* [Exercise requirements]: Reproduce the entries word for word, and omit any picture you find in them.

>>>>>

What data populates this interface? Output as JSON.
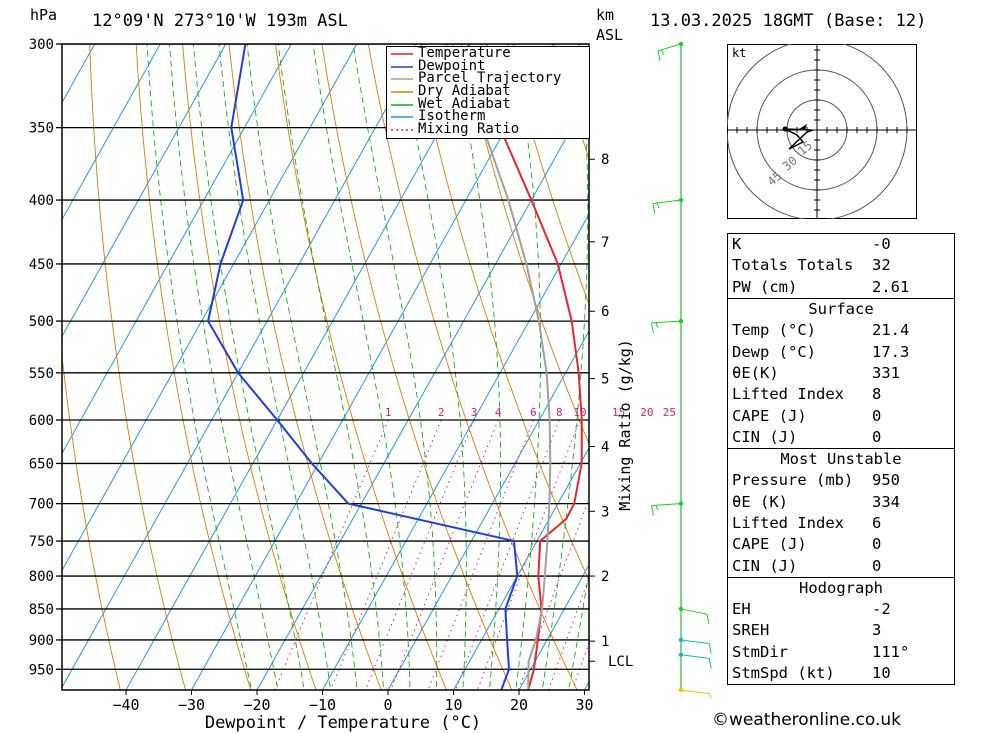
{
  "header": {
    "unit_p": "hPa",
    "location": "12°09'N  273°10'W  193m  ASL",
    "unit_km": "km",
    "unit_asl": "ASL",
    "datetime": "13.03.2025  18GMT  (Base: 12)"
  },
  "footer": {
    "copyright": "©weatheronline.co.uk"
  },
  "chart_data": {
    "type": "skew-t log-p",
    "xlabel": "Dewpoint / Temperature (°C)",
    "ylabel_left": "hPa",
    "ylabel_right": "km ASL",
    "mixing_axis_label": "Mixing Ratio (g/kg)",
    "pressure_ticks": [
      300,
      350,
      400,
      450,
      500,
      550,
      600,
      650,
      700,
      750,
      800,
      850,
      900,
      950
    ],
    "temperature_ticks": [
      -40,
      -30,
      -20,
      -10,
      0,
      10,
      20,
      30
    ],
    "ylim_hpa": [
      987,
      300
    ],
    "xlim_c_at_bottom": [
      -40,
      40
    ],
    "km_ticks": [
      {
        "label": "8",
        "p": 371
      },
      {
        "label": "7",
        "p": 432
      },
      {
        "label": "6",
        "p": 491
      },
      {
        "label": "5",
        "p": 556
      },
      {
        "label": "4",
        "p": 630
      },
      {
        "label": "3",
        "p": 710
      },
      {
        "label": "2",
        "p": 800
      },
      {
        "label": "1",
        "p": 902
      },
      {
        "label": "LCL",
        "p": 936
      }
    ],
    "mixing_ratio_labels": [
      "1",
      "2",
      "3",
      "4",
      "6",
      "8",
      "10",
      "15",
      "20",
      "25"
    ],
    "legend": [
      "Temperature",
      "Dewpoint",
      "Parcel Trajectory",
      "Dry Adiabat",
      "Wet Adiabat",
      "Isotherm",
      "Mixing Ratio"
    ],
    "legend_position": "top-right",
    "colors": {
      "temperature": "#e8262c",
      "dewpoint": "#1f3fd6",
      "parcel": "#a0a0a0",
      "dry_adiabat": "#e07a00",
      "wet_adiabat": "#10b010",
      "isotherm": "#1e9ae6",
      "mixing_ratio": "#d0207a",
      "wind_low": "#22cc22",
      "wind_mid": "#11bbaa",
      "wind_surface": "#ddcc00"
    },
    "series": [
      {
        "name": "Temperature",
        "points": [
          [
            987,
            21.4
          ],
          [
            950,
            20.5
          ],
          [
            900,
            18.6
          ],
          [
            850,
            16.5
          ],
          [
            800,
            13.2
          ],
          [
            750,
            10.5
          ],
          [
            720,
            12.6
          ],
          [
            700,
            12.5
          ],
          [
            650,
            10.2
          ],
          [
            600,
            6.5
          ],
          [
            550,
            2.0
          ],
          [
            500,
            -3.5
          ],
          [
            450,
            -10.5
          ],
          [
            400,
            -20.0
          ],
          [
            350,
            -31.0
          ],
          [
            300,
            -43.0
          ]
        ]
      },
      {
        "name": "Dewpoint",
        "points": [
          [
            987,
            17.3
          ],
          [
            950,
            16.7
          ],
          [
            900,
            13.9
          ],
          [
            850,
            11.0
          ],
          [
            800,
            10.0
          ],
          [
            750,
            6.5
          ],
          [
            700,
            -22.0
          ],
          [
            650,
            -31.0
          ],
          [
            600,
            -40.0
          ],
          [
            550,
            -50.0
          ],
          [
            500,
            -59.0
          ],
          [
            450,
            -62.0
          ],
          [
            400,
            -64.0
          ],
          [
            350,
            -72.0
          ],
          [
            300,
            -77.0
          ]
        ]
      },
      {
        "name": "Parcel Trajectory",
        "points": [
          [
            987,
            21.4
          ],
          [
            936,
            19.0
          ],
          [
            900,
            18.3
          ],
          [
            850,
            16.6
          ],
          [
            800,
            14.2
          ],
          [
            750,
            11.6
          ],
          [
            700,
            8.7
          ],
          [
            650,
            5.4
          ],
          [
            600,
            1.6
          ],
          [
            550,
            -2.9
          ],
          [
            500,
            -8.5
          ],
          [
            450,
            -15.3
          ],
          [
            400,
            -23.5
          ],
          [
            350,
            -33.6
          ],
          [
            300,
            -46.4
          ]
        ]
      }
    ],
    "wind_barbs": [
      {
        "p": 300,
        "dir": 230,
        "kt": 15
      },
      {
        "p": 400,
        "dir": 250,
        "kt": 15
      },
      {
        "p": 500,
        "dir": 260,
        "kt": 15
      },
      {
        "p": 700,
        "dir": 260,
        "kt": 15
      },
      {
        "p": 850,
        "dir": 120,
        "kt": 10
      },
      {
        "p": 900,
        "dir": 110,
        "kt": 10
      },
      {
        "p": 925,
        "dir": 110,
        "kt": 10
      },
      {
        "p": 987,
        "dir": 110,
        "kt": 5
      }
    ]
  },
  "hodograph": {
    "unit": "kt",
    "ring_labels": [
      "15",
      "30",
      "45"
    ]
  },
  "indices": {
    "top": [
      {
        "label": "K",
        "value": "-0"
      },
      {
        "label": "Totals Totals",
        "value": "32"
      },
      {
        "label": "PW (cm)",
        "value": "2.61"
      }
    ],
    "surface": {
      "title": "Surface",
      "rows": [
        {
          "label": "Temp (°C)",
          "value": "21.4"
        },
        {
          "label": "Dewp (°C)",
          "value": "17.3"
        },
        {
          "label": "θE(K)",
          "value": "331"
        },
        {
          "label": "Lifted Index",
          "value": "8"
        },
        {
          "label": "CAPE (J)",
          "value": "0"
        },
        {
          "label": "CIN (J)",
          "value": "0"
        }
      ]
    },
    "most_unstable": {
      "title": "Most Unstable",
      "rows": [
        {
          "label": "Pressure (mb)",
          "value": "950"
        },
        {
          "label": "θE (K)",
          "value": "334"
        },
        {
          "label": "Lifted Index",
          "value": "6"
        },
        {
          "label": "CAPE (J)",
          "value": "0"
        },
        {
          "label": "CIN (J)",
          "value": "0"
        }
      ]
    },
    "hodograph": {
      "title": "Hodograph",
      "rows": [
        {
          "label": "EH",
          "value": "-2"
        },
        {
          "label": "SREH",
          "value": "3"
        },
        {
          "label": "StmDir",
          "value": "111°"
        },
        {
          "label": "StmSpd (kt)",
          "value": "10"
        }
      ]
    }
  }
}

<<<<<

* [Solved problem]:
What data populates this interface? Output as JSON.
{
  "header": {
    "unit_p": "hPa",
    "location": "12°09'N  273°10'W  193m  ASL",
    "unit_km": "km",
    "unit_asl": "ASL",
    "datetime": "13.03.2025  18GMT  (Base: 12)"
  },
  "footer": {
    "copyright": "©weatheronline.co.uk"
  },
  "chart_data": {
    "type": "skew-t log-p",
    "xlabel": "Dewpoint / Temperature (°C)",
    "ylabel_left": "hPa",
    "ylabel_right": "km ASL",
    "mixing_axis_label": "Mixing Ratio (g/kg)",
    "pressure_ticks": [
      300,
      350,
      400,
      450,
      500,
      550,
      600,
      650,
      700,
      750,
      800,
      850,
      900,
      950
    ],
    "temperature_ticks": [
      -40,
      -30,
      -20,
      -10,
      0,
      10,
      20,
      30
    ],
    "ylim_hpa": [
      987,
      300
    ],
    "xlim_c_at_bottom": [
      -40,
      40
    ],
    "km_ticks": [
      {
        "label": "8",
        "p": 371
      },
      {
        "label": "7",
        "p": 432
      },
      {
        "label": "6",
        "p": 491
      },
      {
        "label": "5",
        "p": 556
      },
      {
        "label": "4",
        "p": 630
      },
      {
        "label": "3",
        "p": 710
      },
      {
        "label": "2",
        "p": 800
      },
      {
        "label": "1",
        "p": 902
      },
      {
        "label": "LCL",
        "p": 936
      }
    ],
    "mixing_ratio_labels": [
      "1",
      "2",
      "3",
      "4",
      "6",
      "8",
      "10",
      "15",
      "20",
      "25"
    ],
    "legend": [
      "Temperature",
      "Dewpoint",
      "Parcel Trajectory",
      "Dry Adiabat",
      "Wet Adiabat",
      "Isotherm",
      "Mixing Ratio"
    ],
    "legend_position": "top-right",
    "colors": {
      "temperature": "#e8262c",
      "dewpoint": "#1f3fd6",
      "parcel": "#a0a0a0",
      "dry_adiabat": "#e07a00",
      "wet_adiabat": "#10b010",
      "isotherm": "#1e9ae6",
      "mixing_ratio": "#d0207a",
      "wind_low": "#22cc22",
      "wind_mid": "#11bbaa",
      "wind_surface": "#ddcc00"
    },
    "series": [
      {
        "name": "Temperature",
        "points": [
          [
            987,
            21.4
          ],
          [
            950,
            20.5
          ],
          [
            900,
            18.6
          ],
          [
            850,
            16.5
          ],
          [
            800,
            13.2
          ],
          [
            750,
            10.5
          ],
          [
            720,
            12.6
          ],
          [
            700,
            12.5
          ],
          [
            650,
            10.2
          ],
          [
            600,
            6.5
          ],
          [
            550,
            2.0
          ],
          [
            500,
            -3.5
          ],
          [
            450,
            -10.5
          ],
          [
            400,
            -20.0
          ],
          [
            350,
            -31.0
          ],
          [
            300,
            -43.0
          ]
        ]
      },
      {
        "name": "Dewpoint",
        "points": [
          [
            987,
            17.3
          ],
          [
            950,
            16.7
          ],
          [
            900,
            13.9
          ],
          [
            850,
            11.0
          ],
          [
            800,
            10.0
          ],
          [
            750,
            6.5
          ],
          [
            700,
            -22.0
          ],
          [
            650,
            -31.0
          ],
          [
            600,
            -40.0
          ],
          [
            550,
            -50.0
          ],
          [
            500,
            -59.0
          ],
          [
            450,
            -62.0
          ],
          [
            400,
            -64.0
          ],
          [
            350,
            -72.0
          ],
          [
            300,
            -77.0
          ]
        ]
      },
      {
        "name": "Parcel Trajectory",
        "points": [
          [
            987,
            21.4
          ],
          [
            936,
            19.0
          ],
          [
            900,
            18.3
          ],
          [
            850,
            16.6
          ],
          [
            800,
            14.2
          ],
          [
            750,
            11.6
          ],
          [
            700,
            8.7
          ],
          [
            650,
            5.4
          ],
          [
            600,
            1.6
          ],
          [
            550,
            -2.9
          ],
          [
            500,
            -8.5
          ],
          [
            450,
            -15.3
          ],
          [
            400,
            -23.5
          ],
          [
            350,
            -33.6
          ],
          [
            300,
            -46.4
          ]
        ]
      }
    ],
    "wind_barbs": [
      {
        "p": 300,
        "dir": 230,
        "kt": 15
      },
      {
        "p": 400,
        "dir": 250,
        "kt": 15
      },
      {
        "p": 500,
        "dir": 260,
        "kt": 15
      },
      {
        "p": 700,
        "dir": 260,
        "kt": 15
      },
      {
        "p": 850,
        "dir": 120,
        "kt": 10
      },
      {
        "p": 900,
        "dir": 110,
        "kt": 10
      },
      {
        "p": 925,
        "dir": 110,
        "kt": 10
      },
      {
        "p": 987,
        "dir": 110,
        "kt": 5
      }
    ]
  },
  "hodograph": {
    "unit": "kt",
    "ring_labels": [
      "15",
      "30",
      "45"
    ]
  },
  "indices": {
    "top": [
      {
        "label": "K",
        "value": "-0"
      },
      {
        "label": "Totals Totals",
        "value": "32"
      },
      {
        "label": "PW (cm)",
        "value": "2.61"
      }
    ],
    "surface": {
      "title": "Surface",
      "rows": [
        {
          "label": "Temp (°C)",
          "value": "21.4"
        },
        {
          "label": "Dewp (°C)",
          "value": "17.3"
        },
        {
          "label": "θE(K)",
          "value": "331"
        },
        {
          "label": "Lifted Index",
          "value": "8"
        },
        {
          "label": "CAPE (J)",
          "value": "0"
        },
        {
          "label": "CIN (J)",
          "value": "0"
        }
      ]
    },
    "most_unstable": {
      "title": "Most Unstable",
      "rows": [
        {
          "label": "Pressure (mb)",
          "value": "950"
        },
        {
          "label": "θE (K)",
          "value": "334"
        },
        {
          "label": "Lifted Index",
          "value": "6"
        },
        {
          "label": "CAPE (J)",
          "value": "0"
        },
        {
          "label": "CIN (J)",
          "value": "0"
        }
      ]
    },
    "hodograph": {
      "title": "Hodograph",
      "rows": [
        {
          "label": "EH",
          "value": "-2"
        },
        {
          "label": "SREH",
          "value": "3"
        },
        {
          "label": "StmDir",
          "value": "111°"
        },
        {
          "label": "StmSpd (kt)",
          "value": "10"
        }
      ]
    }
  }
}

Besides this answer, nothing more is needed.